[Entries taken from a collection]

+ + + +

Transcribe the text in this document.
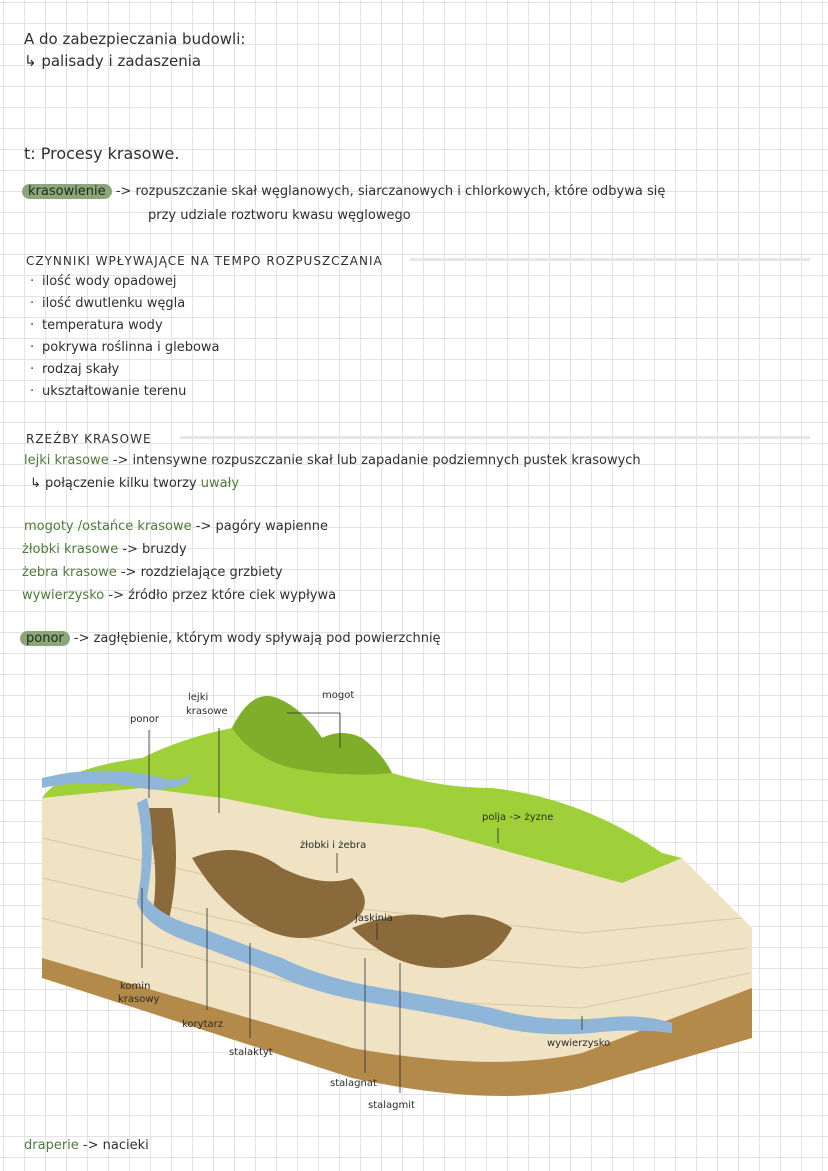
A do zabezpieczania budowli:
↳ palisady i zadaszenia
t: Procesy krasowe.
krasowienie -> rozpuszczanie skał węglanowych, siarczanowych i chlorkowych, które odbywa się
przy udziale roztworu kwasu węglowego
CZYNNIKI WPŁYWAJĄCE NA TEMPO ROZPUSZCZANIA
· ilość wody opadowej
· ilość dwutlenku węgla
· temperatura wody
· pokrywa roślinna i glebowa
· rodzaj skały
· ukształtowanie terenu
RZEŹBY KRASOWE
lejki krasowe -> intensywne rozpuszczanie skał lub zapadanie podziemnych pustek krasowych
↳ połączenie kilku tworzy uwały
mogoty /ostańce krasowe -> pagóry wapienne
żłobki krasowe -> bruzdy
żebra krasowe -> rozdzielające grzbiety
wywierzysko -> źródło przez które ciek wypływa
ponor -> zagłębienie, którym wody spływają pod powierzchnię
ponor
lejki
krasowe
mogot
polja -> żyzne
żłobki i żebra
jaskinia
komin
krasowy
korytarz
stalaktyt
stalagnat
stalagmit
wywierzysko
draperie -> nacieki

+ + + +

- [Task details]: Please write out all of the material above without changing a word, and omit any pictures.

- [Final result]:
Transcribe the text in this document.
A do zabezpieczania budowli:
↳ palisady i zadaszenia
t: Procesy krasowe.
krasowienie -> rozpuszczanie skał węglanowych, siarczanowych i chlorkowych, które odbywa się
przy udziale roztworu kwasu węglowego
CZYNNIKI WPŁYWAJĄCE NA TEMPO ROZPUSZCZANIA
· ilość wody opadowej
· ilość dwutlenku węgla
· temperatura wody
· pokrywa roślinna i glebowa
· rodzaj skały
· ukształtowanie terenu
RZEŹBY KRASOWE
lejki krasowe -> intensywne rozpuszczanie skał lub zapadanie podziemnych pustek krasowych
↳ połączenie kilku tworzy uwały
mogoty /ostańce krasowe -> pagóry wapienne
żłobki krasowe -> bruzdy
żebra krasowe -> rozdzielające grzbiety
wywierzysko -> źródło przez które ciek wypływa
ponor -> zagłębienie, którym wody spływają pod powierzchnię
ponor
lejki
krasowe
mogot
polja -> żyzne
żłobki i żebra
jaskinia
komin
krasowy
korytarz
stalaktyt
stalagnat
stalagmit
wywierzysko
draperie -> nacieki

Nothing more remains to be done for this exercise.